[Aim]: For each line of the data below that holds "text", copy the line.

[Provided entries]:
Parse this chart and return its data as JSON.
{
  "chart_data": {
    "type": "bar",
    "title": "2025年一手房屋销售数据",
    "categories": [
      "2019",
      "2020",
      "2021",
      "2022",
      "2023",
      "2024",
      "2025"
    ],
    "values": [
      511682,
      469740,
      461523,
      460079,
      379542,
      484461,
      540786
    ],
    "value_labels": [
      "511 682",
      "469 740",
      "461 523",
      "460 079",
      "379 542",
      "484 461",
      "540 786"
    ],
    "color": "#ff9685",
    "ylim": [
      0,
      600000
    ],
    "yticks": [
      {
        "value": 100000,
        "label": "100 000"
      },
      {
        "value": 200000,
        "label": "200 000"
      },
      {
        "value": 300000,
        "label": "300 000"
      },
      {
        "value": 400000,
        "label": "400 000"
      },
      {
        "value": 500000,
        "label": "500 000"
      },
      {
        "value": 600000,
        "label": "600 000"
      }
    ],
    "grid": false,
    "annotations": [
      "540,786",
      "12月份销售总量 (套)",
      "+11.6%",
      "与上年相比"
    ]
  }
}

--

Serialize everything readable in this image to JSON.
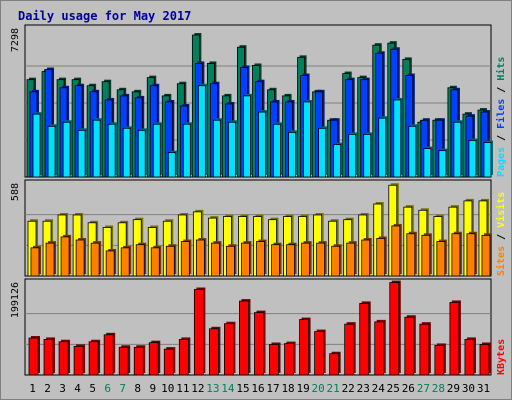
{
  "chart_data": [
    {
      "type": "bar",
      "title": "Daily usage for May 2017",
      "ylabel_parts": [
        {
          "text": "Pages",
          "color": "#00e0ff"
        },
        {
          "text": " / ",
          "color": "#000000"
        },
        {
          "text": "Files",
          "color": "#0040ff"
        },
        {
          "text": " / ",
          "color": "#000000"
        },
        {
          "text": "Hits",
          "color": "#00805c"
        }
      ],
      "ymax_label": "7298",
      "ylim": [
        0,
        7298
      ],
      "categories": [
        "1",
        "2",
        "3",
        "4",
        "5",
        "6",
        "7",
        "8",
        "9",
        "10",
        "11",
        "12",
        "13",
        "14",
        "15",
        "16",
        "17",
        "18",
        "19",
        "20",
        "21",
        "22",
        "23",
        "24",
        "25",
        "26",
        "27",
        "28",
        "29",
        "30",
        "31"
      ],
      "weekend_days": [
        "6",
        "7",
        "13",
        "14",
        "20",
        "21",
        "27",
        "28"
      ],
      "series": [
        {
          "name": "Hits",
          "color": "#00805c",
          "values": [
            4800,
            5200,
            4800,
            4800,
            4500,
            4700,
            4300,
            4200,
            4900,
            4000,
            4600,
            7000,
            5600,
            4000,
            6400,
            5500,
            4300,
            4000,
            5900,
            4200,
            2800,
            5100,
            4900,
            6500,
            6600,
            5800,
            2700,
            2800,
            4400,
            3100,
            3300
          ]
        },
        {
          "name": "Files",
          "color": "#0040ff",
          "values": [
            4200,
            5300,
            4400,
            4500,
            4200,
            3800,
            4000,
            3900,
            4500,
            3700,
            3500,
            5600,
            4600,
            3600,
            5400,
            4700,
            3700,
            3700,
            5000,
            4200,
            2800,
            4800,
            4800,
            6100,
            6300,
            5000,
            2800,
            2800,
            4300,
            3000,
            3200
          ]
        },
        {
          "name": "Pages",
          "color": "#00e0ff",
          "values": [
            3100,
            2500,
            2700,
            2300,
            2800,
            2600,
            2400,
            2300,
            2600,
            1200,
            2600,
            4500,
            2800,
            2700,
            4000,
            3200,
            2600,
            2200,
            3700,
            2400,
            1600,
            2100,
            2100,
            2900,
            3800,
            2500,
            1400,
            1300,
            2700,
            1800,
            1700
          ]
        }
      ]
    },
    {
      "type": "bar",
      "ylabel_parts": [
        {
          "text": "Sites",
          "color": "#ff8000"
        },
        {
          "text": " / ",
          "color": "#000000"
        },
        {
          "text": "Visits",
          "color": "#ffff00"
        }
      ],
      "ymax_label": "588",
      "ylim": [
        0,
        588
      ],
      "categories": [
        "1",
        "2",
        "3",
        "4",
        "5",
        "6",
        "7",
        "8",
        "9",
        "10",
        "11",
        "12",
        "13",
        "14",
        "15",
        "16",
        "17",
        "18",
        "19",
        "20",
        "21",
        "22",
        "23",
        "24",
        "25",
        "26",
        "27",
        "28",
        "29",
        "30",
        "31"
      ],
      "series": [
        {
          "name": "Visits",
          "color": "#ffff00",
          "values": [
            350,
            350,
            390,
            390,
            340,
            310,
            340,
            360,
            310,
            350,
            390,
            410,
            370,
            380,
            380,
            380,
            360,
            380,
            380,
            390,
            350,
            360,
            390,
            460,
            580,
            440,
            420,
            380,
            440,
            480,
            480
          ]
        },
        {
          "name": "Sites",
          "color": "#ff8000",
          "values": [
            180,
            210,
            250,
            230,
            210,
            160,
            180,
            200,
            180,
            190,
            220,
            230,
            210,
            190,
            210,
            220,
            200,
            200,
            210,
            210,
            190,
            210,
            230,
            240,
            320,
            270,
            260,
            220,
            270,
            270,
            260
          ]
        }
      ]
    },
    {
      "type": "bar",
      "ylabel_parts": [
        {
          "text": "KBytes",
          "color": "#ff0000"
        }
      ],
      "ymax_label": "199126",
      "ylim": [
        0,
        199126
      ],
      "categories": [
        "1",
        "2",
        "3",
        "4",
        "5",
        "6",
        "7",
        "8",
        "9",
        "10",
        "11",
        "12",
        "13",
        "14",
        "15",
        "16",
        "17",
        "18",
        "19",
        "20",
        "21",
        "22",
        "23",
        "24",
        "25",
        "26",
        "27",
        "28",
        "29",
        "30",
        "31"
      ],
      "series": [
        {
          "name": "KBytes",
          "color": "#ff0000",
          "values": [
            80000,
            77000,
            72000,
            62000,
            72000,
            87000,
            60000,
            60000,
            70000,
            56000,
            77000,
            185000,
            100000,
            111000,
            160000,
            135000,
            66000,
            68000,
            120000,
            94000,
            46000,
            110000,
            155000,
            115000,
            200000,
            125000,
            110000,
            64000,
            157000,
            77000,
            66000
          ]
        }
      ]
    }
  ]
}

[Exercise answer]:
          "text": "Pages",
          "text": " / ",
          "text": "Files",
          "text": " / ",
          "text": "Hits",
          "text": "Sites",
          "text": " / ",
          "text": "Visits",
          "text": "KBytes",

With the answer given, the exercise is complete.